Consider the data that follows and state how many lines contain the string "Exterior", using the number alone.

[Records excerpted from a collection]
——————

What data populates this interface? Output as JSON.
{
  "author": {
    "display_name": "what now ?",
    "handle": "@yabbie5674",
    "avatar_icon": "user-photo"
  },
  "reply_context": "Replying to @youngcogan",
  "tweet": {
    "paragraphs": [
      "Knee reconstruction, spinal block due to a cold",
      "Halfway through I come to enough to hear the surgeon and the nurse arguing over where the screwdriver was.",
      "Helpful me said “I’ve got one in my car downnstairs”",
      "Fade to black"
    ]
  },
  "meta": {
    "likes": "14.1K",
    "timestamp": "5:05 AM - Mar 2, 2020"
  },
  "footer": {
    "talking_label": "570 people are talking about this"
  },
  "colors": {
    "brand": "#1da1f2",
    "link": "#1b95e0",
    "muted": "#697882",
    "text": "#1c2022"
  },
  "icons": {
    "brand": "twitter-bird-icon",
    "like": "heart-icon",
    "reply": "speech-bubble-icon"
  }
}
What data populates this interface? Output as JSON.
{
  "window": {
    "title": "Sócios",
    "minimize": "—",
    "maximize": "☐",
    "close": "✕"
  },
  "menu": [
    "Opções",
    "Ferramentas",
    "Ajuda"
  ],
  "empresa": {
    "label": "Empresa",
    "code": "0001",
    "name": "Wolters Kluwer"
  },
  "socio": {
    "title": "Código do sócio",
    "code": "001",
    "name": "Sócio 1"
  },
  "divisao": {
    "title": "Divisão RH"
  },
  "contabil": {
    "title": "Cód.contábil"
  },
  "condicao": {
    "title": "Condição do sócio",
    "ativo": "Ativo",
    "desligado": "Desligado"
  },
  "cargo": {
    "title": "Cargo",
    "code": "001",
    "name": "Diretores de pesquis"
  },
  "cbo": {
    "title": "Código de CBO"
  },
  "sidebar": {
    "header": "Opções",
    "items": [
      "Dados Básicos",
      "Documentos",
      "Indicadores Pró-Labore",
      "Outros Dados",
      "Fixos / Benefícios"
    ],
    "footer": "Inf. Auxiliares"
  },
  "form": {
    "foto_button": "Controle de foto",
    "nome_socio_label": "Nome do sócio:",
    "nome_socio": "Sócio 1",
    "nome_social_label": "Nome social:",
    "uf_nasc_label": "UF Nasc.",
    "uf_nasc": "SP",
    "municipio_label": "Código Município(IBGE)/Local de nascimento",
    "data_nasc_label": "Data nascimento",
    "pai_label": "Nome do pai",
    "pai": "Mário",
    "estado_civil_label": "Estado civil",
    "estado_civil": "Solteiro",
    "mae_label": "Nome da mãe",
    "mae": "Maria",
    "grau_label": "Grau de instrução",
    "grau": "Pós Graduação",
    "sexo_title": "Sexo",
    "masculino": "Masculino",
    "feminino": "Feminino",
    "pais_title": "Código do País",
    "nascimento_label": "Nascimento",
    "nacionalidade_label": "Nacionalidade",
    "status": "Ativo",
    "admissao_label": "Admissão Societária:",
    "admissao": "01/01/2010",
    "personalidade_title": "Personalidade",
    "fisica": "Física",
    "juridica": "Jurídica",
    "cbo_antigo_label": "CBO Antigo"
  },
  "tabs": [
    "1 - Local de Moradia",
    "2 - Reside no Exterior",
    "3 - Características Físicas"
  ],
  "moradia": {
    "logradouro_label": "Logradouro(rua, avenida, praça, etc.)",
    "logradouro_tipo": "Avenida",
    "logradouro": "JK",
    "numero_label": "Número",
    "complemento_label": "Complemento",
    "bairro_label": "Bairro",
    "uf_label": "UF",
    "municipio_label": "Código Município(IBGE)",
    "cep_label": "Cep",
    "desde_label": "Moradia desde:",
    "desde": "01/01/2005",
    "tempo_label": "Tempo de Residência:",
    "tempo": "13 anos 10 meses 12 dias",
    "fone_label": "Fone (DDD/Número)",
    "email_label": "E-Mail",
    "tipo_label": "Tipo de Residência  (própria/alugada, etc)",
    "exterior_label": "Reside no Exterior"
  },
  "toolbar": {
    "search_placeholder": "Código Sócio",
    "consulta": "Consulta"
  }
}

——————

RESULT BELOW >>
2